-- START Materials provided --
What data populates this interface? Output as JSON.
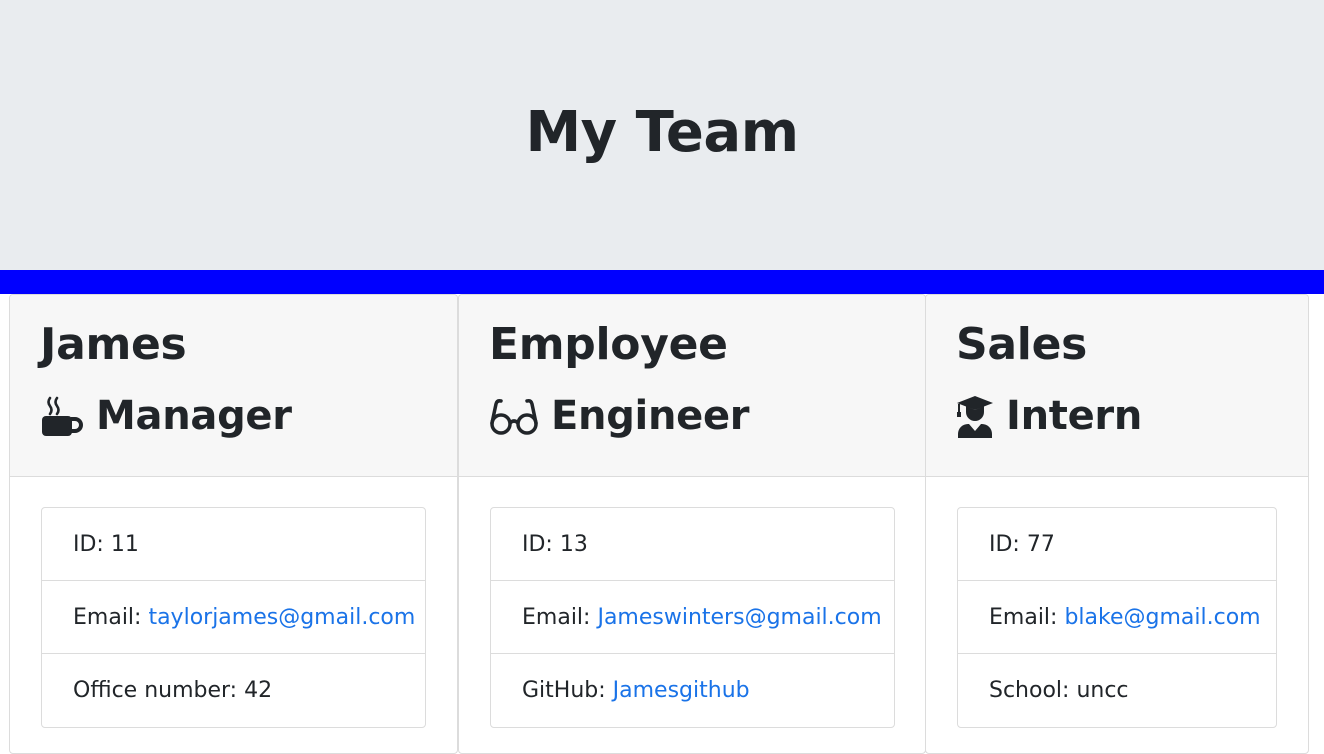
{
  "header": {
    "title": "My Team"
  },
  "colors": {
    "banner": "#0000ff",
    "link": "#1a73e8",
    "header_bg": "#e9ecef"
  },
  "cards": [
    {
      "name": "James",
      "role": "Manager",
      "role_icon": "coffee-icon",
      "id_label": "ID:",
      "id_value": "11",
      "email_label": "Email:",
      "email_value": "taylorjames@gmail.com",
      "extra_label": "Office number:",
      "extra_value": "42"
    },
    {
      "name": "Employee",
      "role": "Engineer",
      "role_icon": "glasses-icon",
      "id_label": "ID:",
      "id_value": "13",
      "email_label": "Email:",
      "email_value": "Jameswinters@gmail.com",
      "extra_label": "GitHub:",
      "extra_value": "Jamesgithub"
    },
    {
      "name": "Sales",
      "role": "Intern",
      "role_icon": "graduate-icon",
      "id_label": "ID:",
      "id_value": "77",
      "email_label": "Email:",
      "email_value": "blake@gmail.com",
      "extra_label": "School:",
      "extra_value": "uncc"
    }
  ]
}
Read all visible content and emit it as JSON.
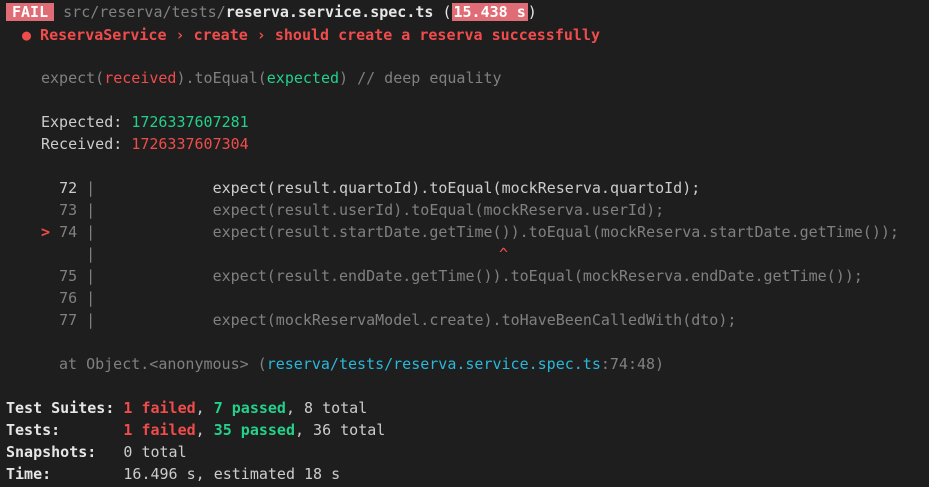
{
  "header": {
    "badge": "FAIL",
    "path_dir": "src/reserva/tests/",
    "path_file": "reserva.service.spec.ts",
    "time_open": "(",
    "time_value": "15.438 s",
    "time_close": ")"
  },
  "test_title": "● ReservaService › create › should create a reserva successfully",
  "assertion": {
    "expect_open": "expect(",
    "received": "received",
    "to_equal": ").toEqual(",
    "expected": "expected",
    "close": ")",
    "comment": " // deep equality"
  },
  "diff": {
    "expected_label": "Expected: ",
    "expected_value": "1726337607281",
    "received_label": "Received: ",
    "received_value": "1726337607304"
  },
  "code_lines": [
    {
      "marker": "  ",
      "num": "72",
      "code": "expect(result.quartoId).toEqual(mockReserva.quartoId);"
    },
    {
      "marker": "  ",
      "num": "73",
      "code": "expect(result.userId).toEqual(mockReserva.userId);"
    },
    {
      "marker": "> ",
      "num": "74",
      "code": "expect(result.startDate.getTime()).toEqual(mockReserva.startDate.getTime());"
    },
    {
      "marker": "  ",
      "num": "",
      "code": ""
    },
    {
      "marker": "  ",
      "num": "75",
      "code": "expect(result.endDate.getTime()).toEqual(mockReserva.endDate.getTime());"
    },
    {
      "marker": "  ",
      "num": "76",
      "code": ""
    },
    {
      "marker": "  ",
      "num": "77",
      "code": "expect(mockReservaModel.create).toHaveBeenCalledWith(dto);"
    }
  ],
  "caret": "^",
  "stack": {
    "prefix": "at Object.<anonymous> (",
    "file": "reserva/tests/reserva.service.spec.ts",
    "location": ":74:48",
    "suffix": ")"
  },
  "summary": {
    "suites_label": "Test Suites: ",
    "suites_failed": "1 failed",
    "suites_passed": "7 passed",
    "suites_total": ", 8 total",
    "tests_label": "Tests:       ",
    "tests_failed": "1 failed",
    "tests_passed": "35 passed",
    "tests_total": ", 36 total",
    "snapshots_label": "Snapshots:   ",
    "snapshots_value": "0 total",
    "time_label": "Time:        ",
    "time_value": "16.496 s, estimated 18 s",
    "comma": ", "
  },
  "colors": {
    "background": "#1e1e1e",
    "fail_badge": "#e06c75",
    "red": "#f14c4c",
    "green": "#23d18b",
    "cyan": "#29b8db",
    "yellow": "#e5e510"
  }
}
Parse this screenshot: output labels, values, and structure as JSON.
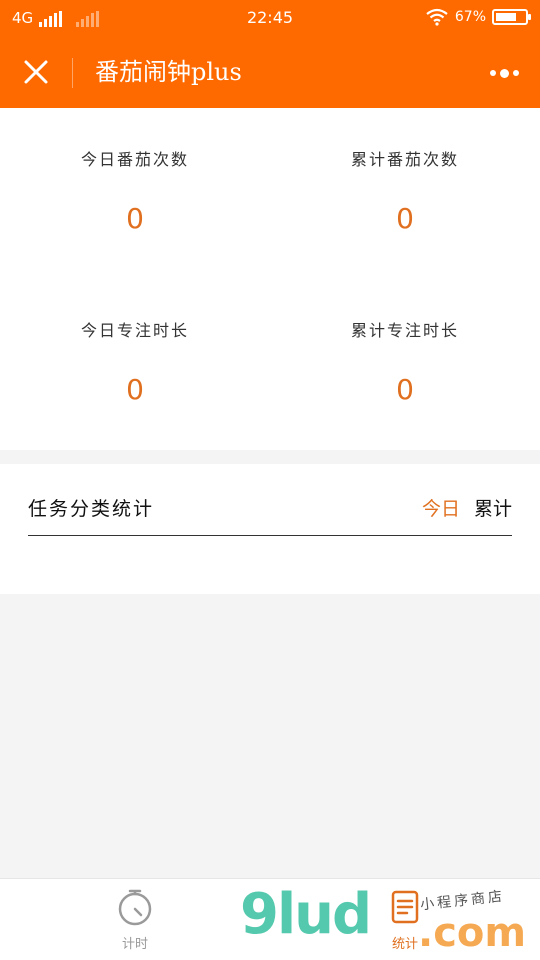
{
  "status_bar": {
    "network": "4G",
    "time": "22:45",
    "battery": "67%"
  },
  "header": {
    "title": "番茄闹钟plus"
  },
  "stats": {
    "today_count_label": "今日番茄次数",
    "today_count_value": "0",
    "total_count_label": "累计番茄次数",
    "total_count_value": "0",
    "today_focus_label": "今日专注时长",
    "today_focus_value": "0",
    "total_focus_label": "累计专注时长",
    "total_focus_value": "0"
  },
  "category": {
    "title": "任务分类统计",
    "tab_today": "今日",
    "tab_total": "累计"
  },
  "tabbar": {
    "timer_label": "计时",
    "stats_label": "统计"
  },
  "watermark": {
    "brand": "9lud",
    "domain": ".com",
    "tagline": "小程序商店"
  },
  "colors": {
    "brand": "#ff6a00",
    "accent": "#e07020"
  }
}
-- END Materials provided --
Required task >> Set down the complete material exactly, but do not include the images.

Full answer >>
What data populates this interface? Output as JSON.
{
  "header": {
    "title": "My Team"
  },
  "colors": {
    "banner": "#0000ff",
    "link": "#1a73e8",
    "header_bg": "#e9ecef"
  },
  "cards": [
    {
      "name": "James",
      "role": "Manager",
      "role_icon": "coffee-icon",
      "id_label": "ID:",
      "id_value": "11",
      "email_label": "Email:",
      "email_value": "taylorjames@gmail.com",
      "extra_label": "Office number:",
      "extra_value": "42"
    },
    {
      "name": "Employee",
      "role": "Engineer",
      "role_icon": "glasses-icon",
      "id_label": "ID:",
      "id_value": "13",
      "email_label": "Email:",
      "email_value": "Jameswinters@gmail.com",
      "extra_label": "GitHub:",
      "extra_value": "Jamesgithub"
    },
    {
      "name": "Sales",
      "role": "Intern",
      "role_icon": "graduate-icon",
      "id_label": "ID:",
      "id_value": "77",
      "email_label": "Email:",
      "email_value": "blake@gmail.com",
      "extra_label": "School:",
      "extra_value": "uncc"
    }
  ]
}
Read all visible content and emit it as JSON.
{
  "header": {
    "badge": "FAIL",
    "path_dir": "src/reserva/tests/",
    "path_file": "reserva.service.spec.ts",
    "time_open": "(",
    "time_value": "15.438 s",
    "time_close": ")"
  },
  "test_title": "● ReservaService › create › should create a reserva successfully",
  "assertion": {
    "expect_open": "expect(",
    "received": "received",
    "to_equal": ").toEqual(",
    "expected": "expected",
    "close": ")",
    "comment": " // deep equality"
  },
  "diff": {
    "expected_label": "Expected: ",
    "expected_value": "1726337607281",
    "received_label": "Received: ",
    "received_value": "1726337607304"
  },
  "code_lines": [
    {
      "marker": "  ",
      "num": "72",
      "code": "expect(result.quartoId).toEqual(mockReserva.quartoId);"
    },
    {
      "marker": "  ",
      "num": "73",
      "code": "expect(result.userId).toEqual(mockReserva.userId);"
    },
    {
      "marker": "> ",
      "num": "74",
      "code": "expect(result.startDate.getTime()).toEqual(mockReserva.startDate.getTime());"
    },
    {
      "marker": "  ",
      "num": "",
      "code": ""
    },
    {
      "marker": "  ",
      "num": "75",
      "code": "expect(result.endDate.getTime()).toEqual(mockReserva.endDate.getTime());"
    },
    {
      "marker": "  ",
      "num": "76",
      "code": ""
    },
    {
      "marker": "  ",
      "num": "77",
      "code": "expect(mockReservaModel.create).toHaveBeenCalledWith(dto);"
    }
  ],
  "caret": "^",
  "stack": {
    "prefix": "at Object.<anonymous> (",
    "file": "reserva/tests/reserva.service.spec.ts",
    "location": ":74:48",
    "suffix": ")"
  },
  "summary": {
    "suites_label": "Test Suites: ",
    "suites_failed": "1 failed",
    "suites_passed": "7 passed",
    "suites_total": ", 8 total",
    "tests_label": "Tests:       ",
    "tests_failed": "1 failed",
    "tests_passed": "35 passed",
    "tests_total": ", 36 total",
    "snapshots_label": "Snapshots:   ",
    "snapshots_value": "0 total",
    "time_label": "Time:        ",
    "time_value": "16.496 s, estimated 18 s",
    "comma": ", "
  },
  "colors": {
    "background": "#1e1e1e",
    "fail_badge": "#e06c75",
    "red": "#f14c4c",
    "green": "#23d18b",
    "cyan": "#29b8db",
    "yellow": "#e5e510"
  }
}
Parse this screenshot: output labels, values, and structure as JSON.
{
  "status_bar": {
    "network": "4G",
    "time": "22:45",
    "battery": "67%"
  },
  "header": {
    "title": "番茄闹钟plus"
  },
  "stats": {
    "today_count_label": "今日番茄次数",
    "today_count_value": "0",
    "total_count_label": "累计番茄次数",
    "total_count_value": "0",
    "today_focus_label": "今日专注时长",
    "today_focus_value": "0",
    "total_focus_label": "累计专注时长",
    "total_focus_value": "0"
  },
  "category": {
    "title": "任务分类统计",
    "tab_today": "今日",
    "tab_total": "累计"
  },
  "tabbar": {
    "timer_label": "计时",
    "stats_label": "统计"
  },
  "watermark": {
    "brand": "9lud",
    "domain": ".com",
    "tagline": "小程序商店"
  },
  "colors": {
    "brand": "#ff6a00",
    "accent": "#e07020"
  }
}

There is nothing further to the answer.